> GIVEN DATA:
** Begin **

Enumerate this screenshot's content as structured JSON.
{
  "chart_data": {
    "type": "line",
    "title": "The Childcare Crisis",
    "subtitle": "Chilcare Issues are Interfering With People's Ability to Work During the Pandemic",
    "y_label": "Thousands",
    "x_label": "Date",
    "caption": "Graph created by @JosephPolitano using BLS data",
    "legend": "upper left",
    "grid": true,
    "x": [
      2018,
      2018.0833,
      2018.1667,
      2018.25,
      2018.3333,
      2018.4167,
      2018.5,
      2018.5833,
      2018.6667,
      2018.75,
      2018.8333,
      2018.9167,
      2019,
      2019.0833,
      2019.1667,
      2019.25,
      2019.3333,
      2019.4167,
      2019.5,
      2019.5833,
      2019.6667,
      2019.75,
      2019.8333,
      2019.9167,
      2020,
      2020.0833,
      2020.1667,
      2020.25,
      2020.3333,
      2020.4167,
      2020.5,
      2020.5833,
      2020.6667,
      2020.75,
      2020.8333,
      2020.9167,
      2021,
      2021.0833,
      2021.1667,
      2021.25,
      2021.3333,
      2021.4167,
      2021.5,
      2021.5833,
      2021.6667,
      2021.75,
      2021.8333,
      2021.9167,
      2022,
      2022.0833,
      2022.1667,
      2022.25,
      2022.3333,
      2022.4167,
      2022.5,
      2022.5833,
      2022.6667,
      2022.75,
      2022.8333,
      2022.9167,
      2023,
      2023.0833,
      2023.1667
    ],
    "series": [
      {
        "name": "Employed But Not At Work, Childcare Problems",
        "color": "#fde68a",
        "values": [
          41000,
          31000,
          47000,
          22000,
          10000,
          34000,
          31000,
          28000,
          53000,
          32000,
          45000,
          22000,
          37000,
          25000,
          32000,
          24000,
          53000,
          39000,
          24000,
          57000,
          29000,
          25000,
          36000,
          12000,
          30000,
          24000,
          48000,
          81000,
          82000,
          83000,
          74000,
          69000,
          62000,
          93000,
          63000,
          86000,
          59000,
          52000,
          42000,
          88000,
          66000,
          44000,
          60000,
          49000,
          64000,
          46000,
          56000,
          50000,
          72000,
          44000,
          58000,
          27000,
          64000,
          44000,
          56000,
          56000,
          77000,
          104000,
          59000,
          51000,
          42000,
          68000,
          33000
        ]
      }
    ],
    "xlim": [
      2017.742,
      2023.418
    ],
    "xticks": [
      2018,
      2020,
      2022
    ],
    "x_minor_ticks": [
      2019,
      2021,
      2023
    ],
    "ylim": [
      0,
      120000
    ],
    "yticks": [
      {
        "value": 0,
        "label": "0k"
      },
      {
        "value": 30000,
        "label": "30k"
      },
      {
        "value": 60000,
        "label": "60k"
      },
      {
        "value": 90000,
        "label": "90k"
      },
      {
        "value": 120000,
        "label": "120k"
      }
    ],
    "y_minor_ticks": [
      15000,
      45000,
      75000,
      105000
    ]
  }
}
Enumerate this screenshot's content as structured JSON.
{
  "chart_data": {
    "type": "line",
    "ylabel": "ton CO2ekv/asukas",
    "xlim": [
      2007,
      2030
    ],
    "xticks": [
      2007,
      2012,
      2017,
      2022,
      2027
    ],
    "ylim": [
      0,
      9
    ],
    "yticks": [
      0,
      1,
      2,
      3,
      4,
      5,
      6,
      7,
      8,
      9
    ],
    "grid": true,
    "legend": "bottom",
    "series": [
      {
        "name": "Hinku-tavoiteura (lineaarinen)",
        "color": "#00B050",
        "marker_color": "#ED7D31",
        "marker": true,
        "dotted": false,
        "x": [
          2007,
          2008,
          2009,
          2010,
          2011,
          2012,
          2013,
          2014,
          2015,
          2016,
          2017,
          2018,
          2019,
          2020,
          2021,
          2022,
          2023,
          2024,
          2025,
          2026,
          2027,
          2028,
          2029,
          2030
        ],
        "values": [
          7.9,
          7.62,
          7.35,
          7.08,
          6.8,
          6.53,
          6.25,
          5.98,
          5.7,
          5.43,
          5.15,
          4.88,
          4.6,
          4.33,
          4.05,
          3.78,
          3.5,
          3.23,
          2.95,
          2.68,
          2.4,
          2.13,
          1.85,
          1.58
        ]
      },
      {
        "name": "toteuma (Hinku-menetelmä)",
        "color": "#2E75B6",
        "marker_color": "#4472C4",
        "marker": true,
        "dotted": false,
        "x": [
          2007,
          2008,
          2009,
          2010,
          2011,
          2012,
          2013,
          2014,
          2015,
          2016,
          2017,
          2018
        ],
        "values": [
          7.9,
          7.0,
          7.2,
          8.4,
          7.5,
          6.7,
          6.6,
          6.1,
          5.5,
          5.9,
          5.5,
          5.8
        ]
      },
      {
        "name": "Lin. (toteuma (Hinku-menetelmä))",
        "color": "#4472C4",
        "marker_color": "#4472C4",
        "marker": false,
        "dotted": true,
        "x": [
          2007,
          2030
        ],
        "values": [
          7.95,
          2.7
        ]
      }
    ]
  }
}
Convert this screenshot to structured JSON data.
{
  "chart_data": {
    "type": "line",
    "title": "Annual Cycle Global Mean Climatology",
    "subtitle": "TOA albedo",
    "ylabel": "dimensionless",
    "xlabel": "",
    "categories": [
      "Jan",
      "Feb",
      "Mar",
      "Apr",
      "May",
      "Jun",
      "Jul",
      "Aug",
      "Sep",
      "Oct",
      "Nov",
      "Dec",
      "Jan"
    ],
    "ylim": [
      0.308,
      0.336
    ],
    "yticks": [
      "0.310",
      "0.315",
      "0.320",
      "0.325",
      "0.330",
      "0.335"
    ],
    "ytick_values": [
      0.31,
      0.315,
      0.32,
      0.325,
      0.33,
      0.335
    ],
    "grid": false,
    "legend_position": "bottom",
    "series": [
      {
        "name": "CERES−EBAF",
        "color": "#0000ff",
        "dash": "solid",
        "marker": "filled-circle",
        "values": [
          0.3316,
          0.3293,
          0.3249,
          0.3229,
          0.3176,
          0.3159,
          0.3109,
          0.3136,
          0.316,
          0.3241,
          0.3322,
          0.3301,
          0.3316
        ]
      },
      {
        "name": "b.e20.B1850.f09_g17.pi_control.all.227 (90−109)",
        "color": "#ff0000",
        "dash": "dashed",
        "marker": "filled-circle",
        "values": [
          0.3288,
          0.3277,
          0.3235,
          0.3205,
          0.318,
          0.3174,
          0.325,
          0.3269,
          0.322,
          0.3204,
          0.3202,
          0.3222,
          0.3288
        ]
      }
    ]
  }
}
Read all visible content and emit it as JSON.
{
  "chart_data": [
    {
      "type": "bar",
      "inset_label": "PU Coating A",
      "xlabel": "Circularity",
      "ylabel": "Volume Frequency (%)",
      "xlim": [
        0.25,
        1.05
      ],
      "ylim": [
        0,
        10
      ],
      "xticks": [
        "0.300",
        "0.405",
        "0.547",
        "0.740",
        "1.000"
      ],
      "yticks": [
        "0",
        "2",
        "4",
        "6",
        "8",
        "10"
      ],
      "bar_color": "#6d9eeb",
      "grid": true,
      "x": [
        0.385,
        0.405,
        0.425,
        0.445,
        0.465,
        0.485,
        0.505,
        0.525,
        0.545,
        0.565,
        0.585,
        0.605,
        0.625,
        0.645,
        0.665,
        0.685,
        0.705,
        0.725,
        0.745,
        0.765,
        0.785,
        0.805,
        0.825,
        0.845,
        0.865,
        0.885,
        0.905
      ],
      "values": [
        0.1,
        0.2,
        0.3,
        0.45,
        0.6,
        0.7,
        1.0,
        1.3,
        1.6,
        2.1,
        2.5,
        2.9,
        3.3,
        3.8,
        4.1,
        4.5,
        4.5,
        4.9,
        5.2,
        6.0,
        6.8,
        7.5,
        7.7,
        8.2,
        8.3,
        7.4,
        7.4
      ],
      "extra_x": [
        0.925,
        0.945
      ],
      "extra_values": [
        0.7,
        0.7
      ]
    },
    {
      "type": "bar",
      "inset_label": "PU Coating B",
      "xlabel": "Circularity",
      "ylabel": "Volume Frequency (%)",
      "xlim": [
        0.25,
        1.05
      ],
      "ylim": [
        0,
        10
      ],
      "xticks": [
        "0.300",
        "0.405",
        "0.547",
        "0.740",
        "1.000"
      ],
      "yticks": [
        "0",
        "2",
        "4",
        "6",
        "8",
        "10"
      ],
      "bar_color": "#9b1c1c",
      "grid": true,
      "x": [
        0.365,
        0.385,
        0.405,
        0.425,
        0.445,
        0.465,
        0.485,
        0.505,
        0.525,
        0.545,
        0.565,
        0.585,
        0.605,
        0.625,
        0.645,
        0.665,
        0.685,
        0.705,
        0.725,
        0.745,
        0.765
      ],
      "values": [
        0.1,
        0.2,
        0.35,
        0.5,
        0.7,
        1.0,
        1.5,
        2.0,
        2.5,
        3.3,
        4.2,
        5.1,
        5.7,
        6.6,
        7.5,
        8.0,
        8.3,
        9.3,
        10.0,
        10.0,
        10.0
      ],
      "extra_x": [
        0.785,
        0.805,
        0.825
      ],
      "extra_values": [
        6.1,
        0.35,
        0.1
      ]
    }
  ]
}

** End **

> WHAT TO DO: Search the data for "bottom". Copy every matching line.

> EXPECTED OUTPUT:
    "legend": "bottom",
    "legend_position": "bottom",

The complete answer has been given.